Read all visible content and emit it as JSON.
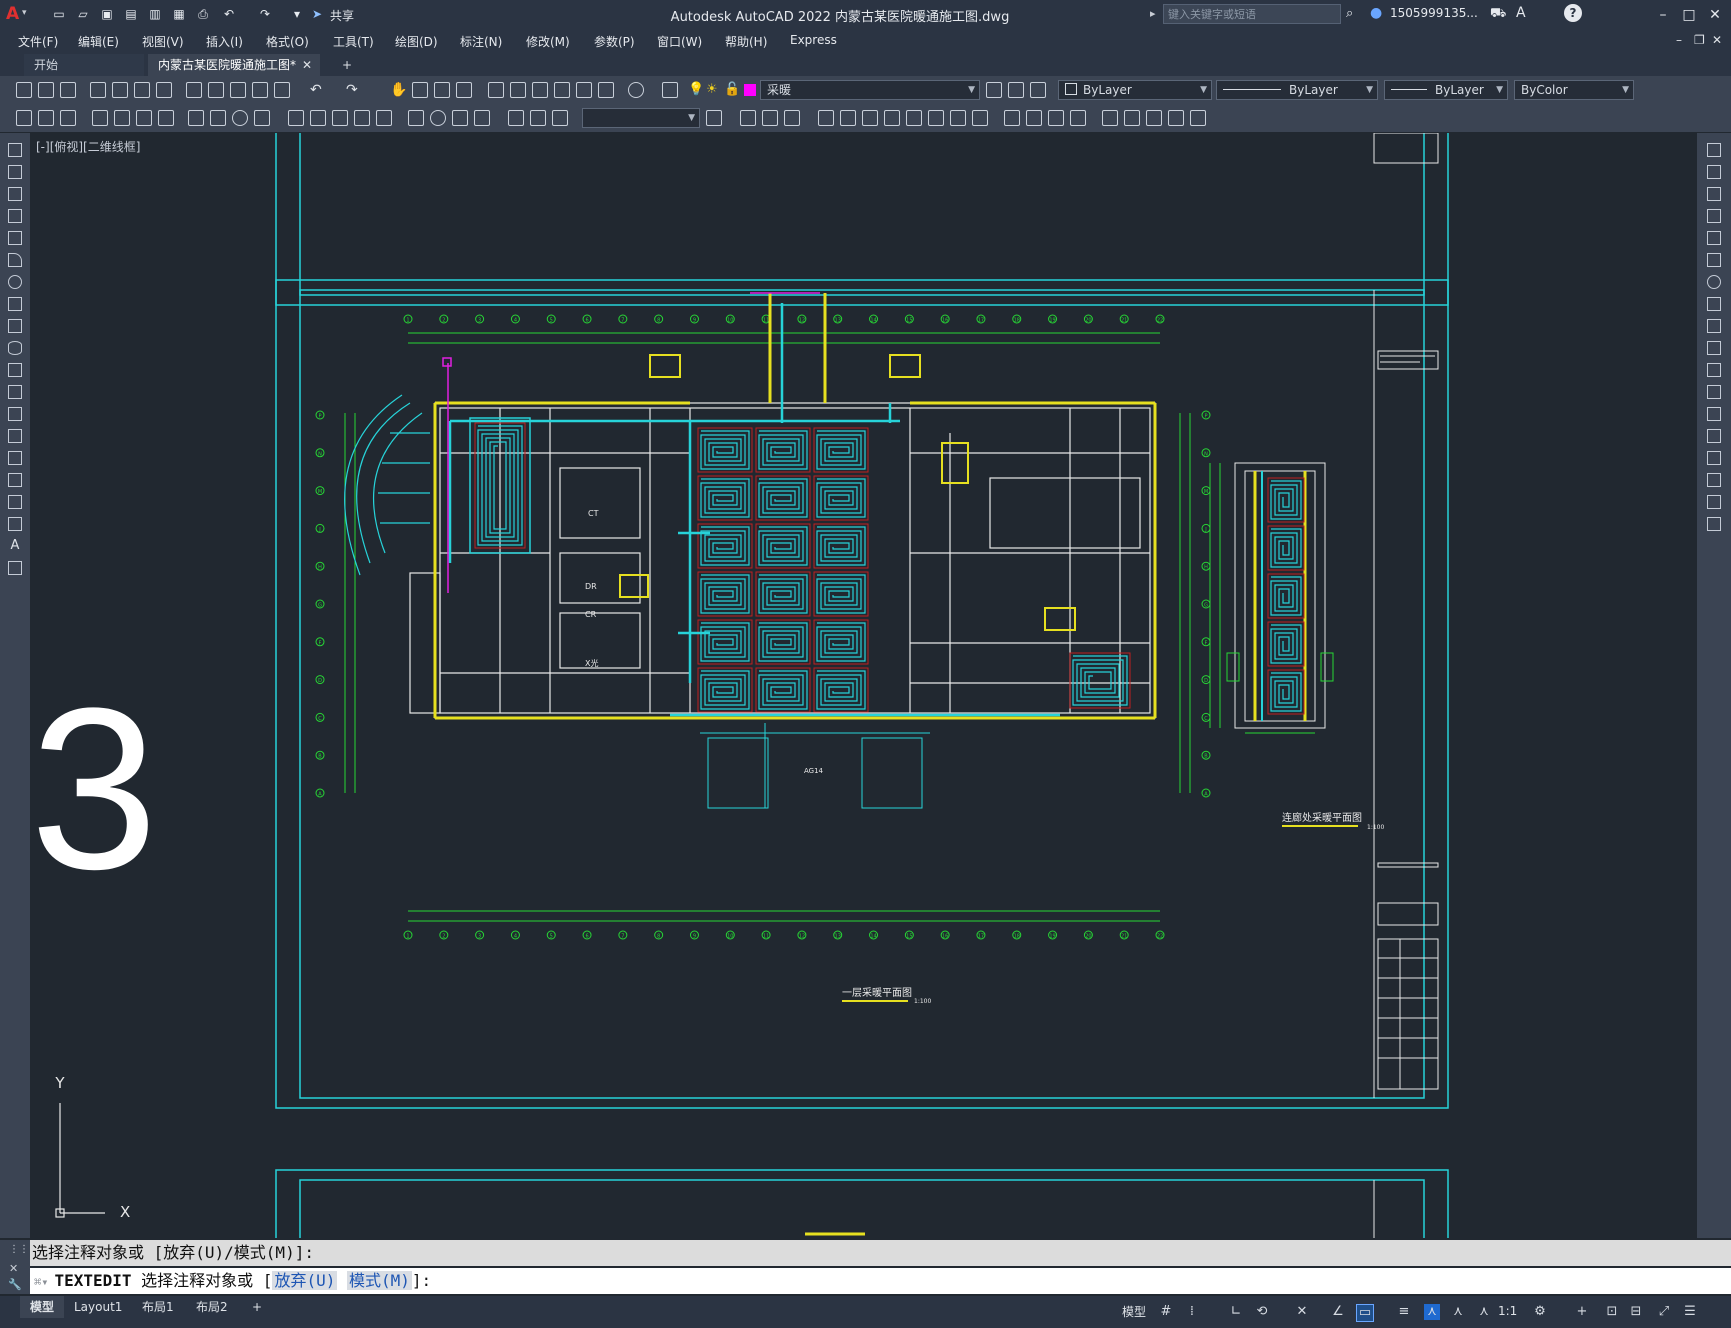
{
  "app": {
    "title": "Autodesk AutoCAD 2022    内蒙古某医院暖通施工图.dwg",
    "logo": "A",
    "share_label": "共享",
    "search_placeholder": "键入关键字或短语",
    "user": "1505999135...",
    "help": "?"
  },
  "menu": [
    "文件(F)",
    "编辑(E)",
    "视图(V)",
    "插入(I)",
    "格式(O)",
    "工具(T)",
    "绘图(D)",
    "标注(N)",
    "修改(M)",
    "参数(P)",
    "窗口(W)",
    "帮助(H)",
    "Express"
  ],
  "tabs": {
    "start": "开始",
    "active": "内蒙古某医院暖通施工图*",
    "add": "+"
  },
  "toolbar": {
    "layer": "采暖",
    "color": "ByLayer",
    "linetype": "ByLayer",
    "lineweight": "ByLayer",
    "plotstyle": "ByColor",
    "layer_color": "#ff00ff"
  },
  "viewport": {
    "label": "[-][俯视][二维线框]",
    "big_number": "3",
    "ucs_x": "X",
    "ucs_y": "Y"
  },
  "drawing": {
    "plan_title": "一层采暖平面图",
    "plan_scale": "1:100",
    "corridor_title": "连廊处采暖平面图",
    "corridor_scale": "1:100",
    "room_labels": [
      "CT",
      "DR",
      "CR",
      "X光",
      "AG14",
      "采暖"
    ],
    "grid_top": [
      "1",
      "2",
      "3",
      "4",
      "5",
      "6",
      "7",
      "8",
      "9",
      "10",
      "11",
      "12",
      "13",
      "14",
      "15",
      "16",
      "17",
      "18",
      "19",
      "20",
      "21",
      "22"
    ],
    "grid_left": [
      "P",
      "N",
      "M",
      "J",
      "H",
      "G",
      "F",
      "D",
      "C",
      "B",
      "A"
    ]
  },
  "command": {
    "history": "选择注释对象或 [放弃(U)/模式(M)]:",
    "cmd": "TEXTEDIT",
    "prompt_pre": "选择注释对象或 [",
    "opt1": "放弃(U)",
    "opt2": "模式(M)",
    "prompt_post": "]:"
  },
  "status": {
    "tabs": [
      "模型",
      "Layout1",
      "布局1",
      "布局2"
    ],
    "model_button": "模型",
    "scale": "1:1"
  },
  "colors": {
    "cyan": "#27d3d9",
    "yellow": "#e6e020",
    "green": "#27d635",
    "white": "#e8e8e8",
    "magenta": "#e020e0"
  }
}
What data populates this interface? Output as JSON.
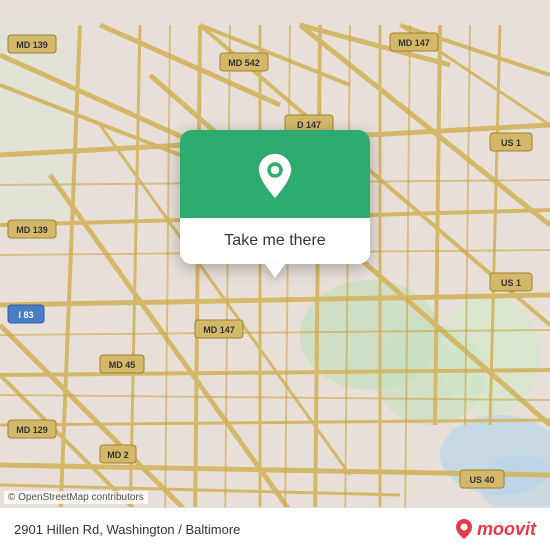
{
  "map": {
    "background_color": "#e8e0d8",
    "center_lat": 39.31,
    "center_lng": -76.59
  },
  "popup": {
    "button_label": "Take me there",
    "icon_name": "location-pin-icon",
    "background_color": "#2eab6e"
  },
  "bottom_bar": {
    "address": "2901 Hillen Rd, Washington / Baltimore",
    "logo_text": "moovit",
    "attribution": "© OpenStreetMap contributors"
  },
  "road_badges": [
    "MD 139",
    "MD 542",
    "MD 147",
    "US 1",
    "MD 139",
    "I 83",
    "MD 45",
    "MD 147",
    "US 1",
    "MD 129",
    "MD 2",
    "US 40"
  ]
}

──────────

WHAT TO DO ▸ Print every record above exactly as written, leaving out the pictures.

ANSWER IN FULL ▸
Read all visible content and emit it as JSON.
{
  "app": {
    "title": "Autodesk AutoCAD 2022    内蒙古某医院暖通施工图.dwg",
    "logo": "A",
    "share_label": "共享",
    "search_placeholder": "键入关键字或短语",
    "user": "1505999135...",
    "help": "?"
  },
  "menu": [
    "文件(F)",
    "编辑(E)",
    "视图(V)",
    "插入(I)",
    "格式(O)",
    "工具(T)",
    "绘图(D)",
    "标注(N)",
    "修改(M)",
    "参数(P)",
    "窗口(W)",
    "帮助(H)",
    "Express"
  ],
  "tabs": {
    "start": "开始",
    "active": "内蒙古某医院暖通施工图*",
    "add": "+"
  },
  "toolbar": {
    "layer": "采暖",
    "color": "ByLayer",
    "linetype": "ByLayer",
    "lineweight": "ByLayer",
    "plotstyle": "ByColor",
    "layer_color": "#ff00ff"
  },
  "viewport": {
    "label": "[-][俯视][二维线框]",
    "big_number": "3",
    "ucs_x": "X",
    "ucs_y": "Y"
  },
  "drawing": {
    "plan_title": "一层采暖平面图",
    "plan_scale": "1:100",
    "corridor_title": "连廊处采暖平面图",
    "corridor_scale": "1:100",
    "room_labels": [
      "CT",
      "DR",
      "CR",
      "X光",
      "AG14",
      "采暖"
    ],
    "grid_top": [
      "1",
      "2",
      "3",
      "4",
      "5",
      "6",
      "7",
      "8",
      "9",
      "10",
      "11",
      "12",
      "13",
      "14",
      "15",
      "16",
      "17",
      "18",
      "19",
      "20",
      "21",
      "22"
    ],
    "grid_left": [
      "P",
      "N",
      "M",
      "J",
      "H",
      "G",
      "F",
      "D",
      "C",
      "B",
      "A"
    ]
  },
  "command": {
    "history": "选择注释对象或 [放弃(U)/模式(M)]:",
    "cmd": "TEXTEDIT",
    "prompt_pre": "选择注释对象或 [",
    "opt1": "放弃(U)",
    "opt2": "模式(M)",
    "prompt_post": "]:"
  },
  "status": {
    "tabs": [
      "模型",
      "Layout1",
      "布局1",
      "布局2"
    ],
    "model_button": "模型",
    "scale": "1:1"
  },
  "colors": {
    "cyan": "#27d3d9",
    "yellow": "#e6e020",
    "green": "#27d635",
    "white": "#e8e8e8",
    "magenta": "#e020e0"
  }
}
What data populates this interface? Output as JSON.
{
  "map": {
    "background_color": "#e8e0d8",
    "center_lat": 39.31,
    "center_lng": -76.59
  },
  "popup": {
    "button_label": "Take me there",
    "icon_name": "location-pin-icon",
    "background_color": "#2eab6e"
  },
  "bottom_bar": {
    "address": "2901 Hillen Rd, Washington / Baltimore",
    "logo_text": "moovit",
    "attribution": "© OpenStreetMap contributors"
  },
  "road_badges": [
    "MD 139",
    "MD 542",
    "MD 147",
    "US 1",
    "MD 139",
    "I 83",
    "MD 45",
    "MD 147",
    "US 1",
    "MD 129",
    "MD 2",
    "US 40"
  ]
}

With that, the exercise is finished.